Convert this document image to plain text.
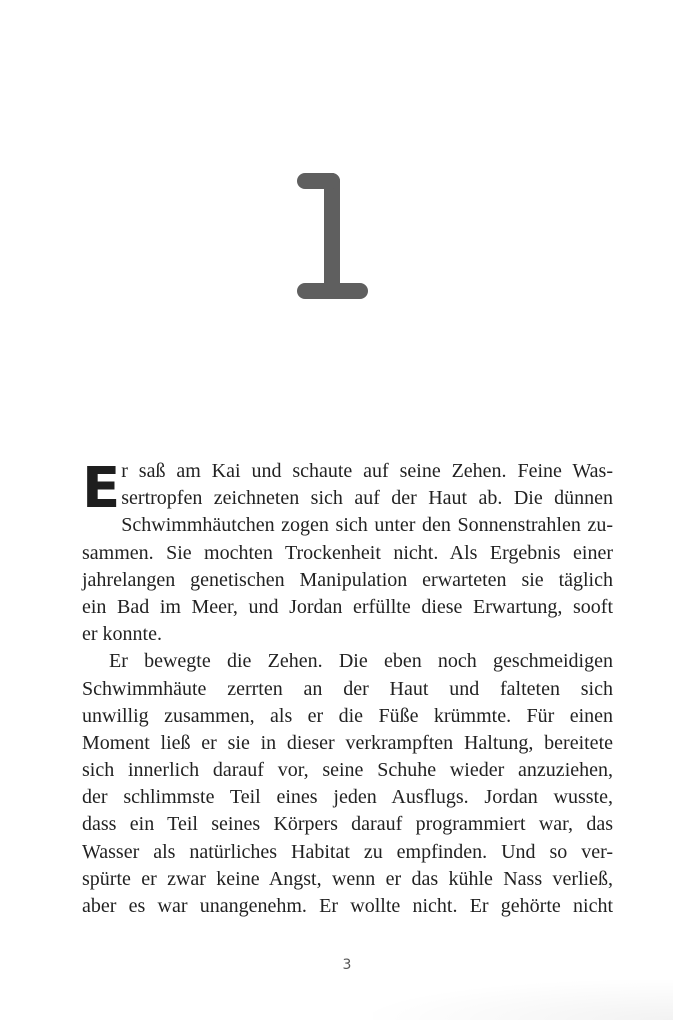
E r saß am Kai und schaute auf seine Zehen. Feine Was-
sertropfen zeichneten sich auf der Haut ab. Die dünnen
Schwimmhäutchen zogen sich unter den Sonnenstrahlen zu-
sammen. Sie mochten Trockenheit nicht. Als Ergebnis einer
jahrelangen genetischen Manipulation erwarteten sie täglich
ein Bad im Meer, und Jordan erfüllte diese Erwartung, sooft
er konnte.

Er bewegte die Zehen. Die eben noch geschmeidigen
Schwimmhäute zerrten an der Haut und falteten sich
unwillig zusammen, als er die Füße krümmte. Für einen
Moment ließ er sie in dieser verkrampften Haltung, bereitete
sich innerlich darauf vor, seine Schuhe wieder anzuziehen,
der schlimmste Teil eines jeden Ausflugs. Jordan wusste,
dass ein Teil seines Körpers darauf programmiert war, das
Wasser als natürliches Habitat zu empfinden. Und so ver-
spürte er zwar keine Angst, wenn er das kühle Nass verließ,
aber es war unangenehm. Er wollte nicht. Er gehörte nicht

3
---
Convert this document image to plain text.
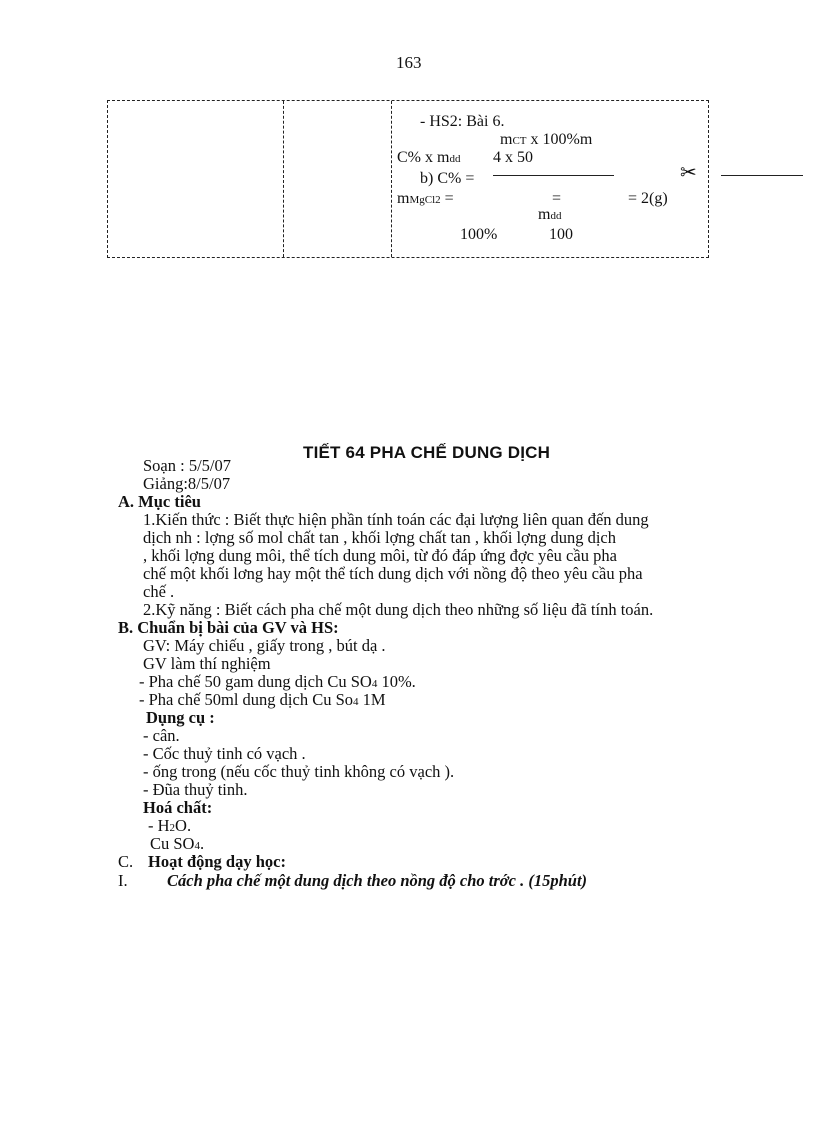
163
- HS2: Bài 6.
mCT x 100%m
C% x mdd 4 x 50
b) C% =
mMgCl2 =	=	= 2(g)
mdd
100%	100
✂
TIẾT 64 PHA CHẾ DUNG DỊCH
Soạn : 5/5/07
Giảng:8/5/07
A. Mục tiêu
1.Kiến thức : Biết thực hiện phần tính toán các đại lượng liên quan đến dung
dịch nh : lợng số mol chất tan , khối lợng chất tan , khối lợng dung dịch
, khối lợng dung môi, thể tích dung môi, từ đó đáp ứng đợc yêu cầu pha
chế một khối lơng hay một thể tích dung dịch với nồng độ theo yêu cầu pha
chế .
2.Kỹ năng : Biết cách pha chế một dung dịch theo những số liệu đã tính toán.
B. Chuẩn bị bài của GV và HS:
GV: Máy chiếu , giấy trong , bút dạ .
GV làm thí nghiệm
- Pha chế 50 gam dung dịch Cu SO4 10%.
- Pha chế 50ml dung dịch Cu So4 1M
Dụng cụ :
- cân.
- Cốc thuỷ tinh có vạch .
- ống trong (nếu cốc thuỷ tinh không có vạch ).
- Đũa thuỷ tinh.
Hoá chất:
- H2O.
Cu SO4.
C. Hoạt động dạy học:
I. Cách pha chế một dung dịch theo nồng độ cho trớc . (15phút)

● Instruction
Give the number of lines in the entries that hold the word "tinh", and nothing else.

● Completed task
3